(Dataset items)
+--
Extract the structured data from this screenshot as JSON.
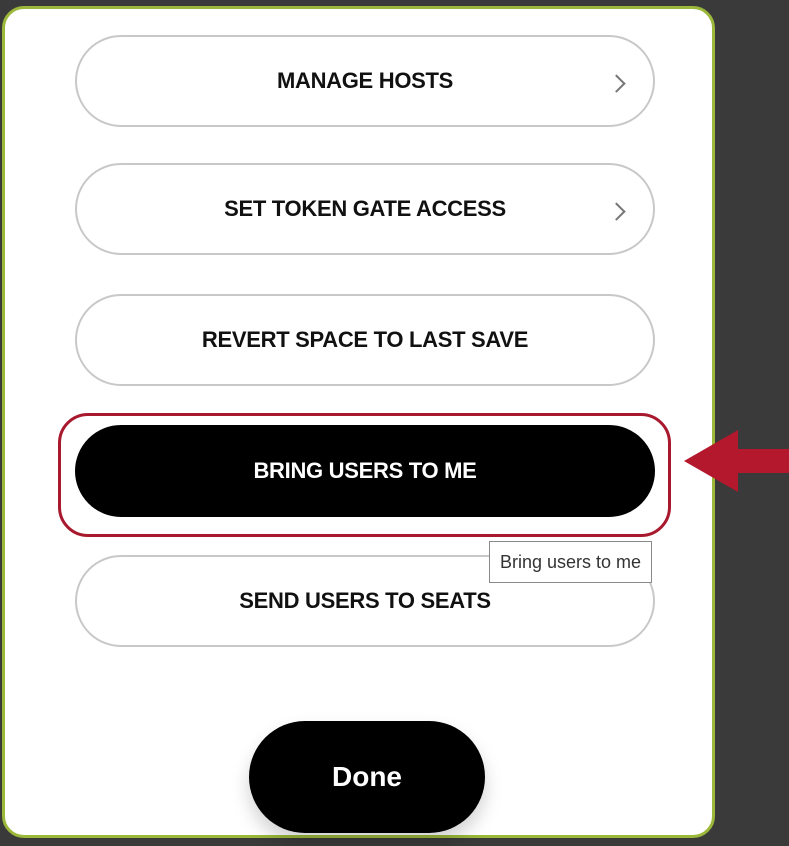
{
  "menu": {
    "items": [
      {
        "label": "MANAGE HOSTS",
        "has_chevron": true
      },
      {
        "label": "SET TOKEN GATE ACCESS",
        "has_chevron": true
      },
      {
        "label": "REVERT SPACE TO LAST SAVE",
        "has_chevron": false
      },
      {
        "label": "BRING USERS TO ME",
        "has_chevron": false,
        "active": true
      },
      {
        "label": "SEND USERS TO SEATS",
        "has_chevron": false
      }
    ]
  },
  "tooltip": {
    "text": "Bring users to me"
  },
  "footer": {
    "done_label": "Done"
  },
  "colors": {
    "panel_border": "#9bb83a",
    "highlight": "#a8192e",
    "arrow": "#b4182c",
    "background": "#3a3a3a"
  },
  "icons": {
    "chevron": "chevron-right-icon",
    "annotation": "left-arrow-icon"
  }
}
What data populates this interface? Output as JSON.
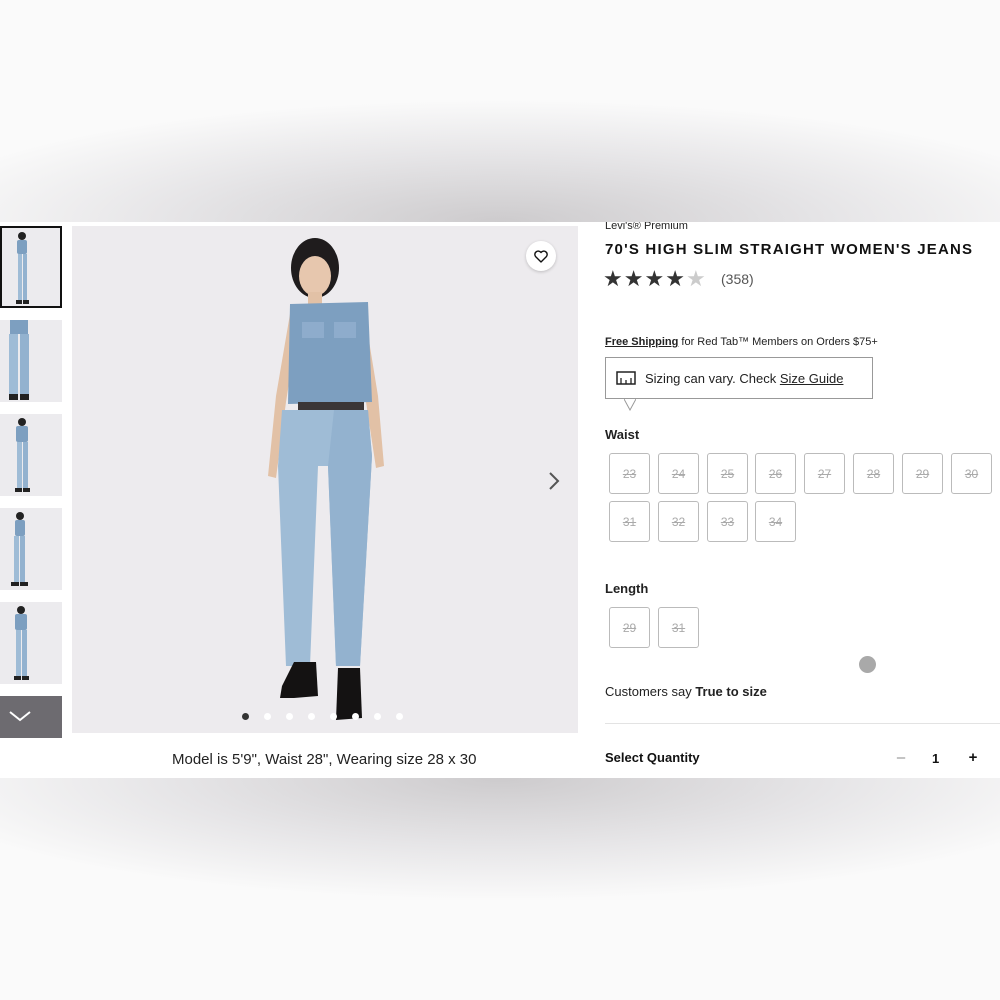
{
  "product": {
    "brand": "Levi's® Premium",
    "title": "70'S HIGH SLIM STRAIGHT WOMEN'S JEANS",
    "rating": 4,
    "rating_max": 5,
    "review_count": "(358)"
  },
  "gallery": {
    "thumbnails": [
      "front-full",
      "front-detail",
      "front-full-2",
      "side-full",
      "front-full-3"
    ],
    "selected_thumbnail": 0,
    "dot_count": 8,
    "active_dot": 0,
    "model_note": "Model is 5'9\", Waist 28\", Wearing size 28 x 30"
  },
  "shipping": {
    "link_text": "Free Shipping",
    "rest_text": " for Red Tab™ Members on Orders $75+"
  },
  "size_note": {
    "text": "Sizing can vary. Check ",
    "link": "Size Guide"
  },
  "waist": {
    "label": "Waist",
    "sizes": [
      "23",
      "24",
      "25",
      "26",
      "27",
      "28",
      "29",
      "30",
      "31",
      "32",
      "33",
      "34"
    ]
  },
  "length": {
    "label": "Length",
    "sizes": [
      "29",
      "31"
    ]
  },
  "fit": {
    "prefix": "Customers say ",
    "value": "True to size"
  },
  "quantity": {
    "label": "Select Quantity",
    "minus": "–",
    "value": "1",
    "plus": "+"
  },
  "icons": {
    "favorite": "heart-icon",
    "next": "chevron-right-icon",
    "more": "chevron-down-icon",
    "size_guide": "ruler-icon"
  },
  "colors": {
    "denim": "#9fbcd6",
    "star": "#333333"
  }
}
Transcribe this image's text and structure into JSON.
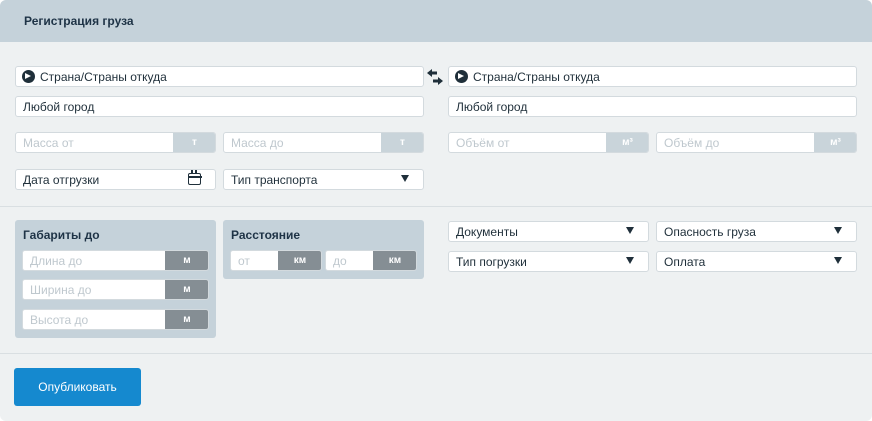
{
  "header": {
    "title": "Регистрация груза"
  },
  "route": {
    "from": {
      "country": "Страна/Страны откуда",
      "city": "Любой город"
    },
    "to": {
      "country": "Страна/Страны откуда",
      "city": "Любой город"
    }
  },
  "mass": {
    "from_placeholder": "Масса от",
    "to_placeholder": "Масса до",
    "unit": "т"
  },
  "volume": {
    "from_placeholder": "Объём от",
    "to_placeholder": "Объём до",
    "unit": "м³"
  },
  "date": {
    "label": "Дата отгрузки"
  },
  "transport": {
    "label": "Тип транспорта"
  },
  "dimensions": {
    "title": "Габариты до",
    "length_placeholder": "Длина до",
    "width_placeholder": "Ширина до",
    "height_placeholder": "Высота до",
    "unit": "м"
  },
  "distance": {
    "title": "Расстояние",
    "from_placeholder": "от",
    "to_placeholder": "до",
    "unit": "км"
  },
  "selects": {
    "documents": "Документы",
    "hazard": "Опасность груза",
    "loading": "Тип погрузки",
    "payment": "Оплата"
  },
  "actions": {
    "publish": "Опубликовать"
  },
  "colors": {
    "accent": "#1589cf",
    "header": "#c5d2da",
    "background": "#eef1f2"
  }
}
+--
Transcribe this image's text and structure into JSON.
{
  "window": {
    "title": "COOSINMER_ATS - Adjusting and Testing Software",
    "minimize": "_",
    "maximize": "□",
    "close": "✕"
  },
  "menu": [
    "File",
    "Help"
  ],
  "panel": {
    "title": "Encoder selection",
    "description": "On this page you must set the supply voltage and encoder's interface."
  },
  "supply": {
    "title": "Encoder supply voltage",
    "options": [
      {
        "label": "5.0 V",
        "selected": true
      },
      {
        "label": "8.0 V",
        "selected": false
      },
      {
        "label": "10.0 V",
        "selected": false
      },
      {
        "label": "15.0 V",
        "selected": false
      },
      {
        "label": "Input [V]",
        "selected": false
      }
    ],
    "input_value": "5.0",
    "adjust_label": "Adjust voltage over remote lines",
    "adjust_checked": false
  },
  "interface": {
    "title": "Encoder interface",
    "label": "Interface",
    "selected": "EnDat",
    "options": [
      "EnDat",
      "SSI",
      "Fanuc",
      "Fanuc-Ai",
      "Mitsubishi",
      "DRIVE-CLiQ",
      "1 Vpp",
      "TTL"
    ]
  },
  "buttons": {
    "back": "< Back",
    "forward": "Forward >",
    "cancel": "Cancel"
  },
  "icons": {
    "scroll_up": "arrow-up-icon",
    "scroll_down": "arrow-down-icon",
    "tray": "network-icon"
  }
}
+--
Find the word "supply" in the records and pull out each line that has it.

    "description": "On this page you must set the supply voltage and encoder's interface."
  "supply": {
    "title": "Encoder supply voltage",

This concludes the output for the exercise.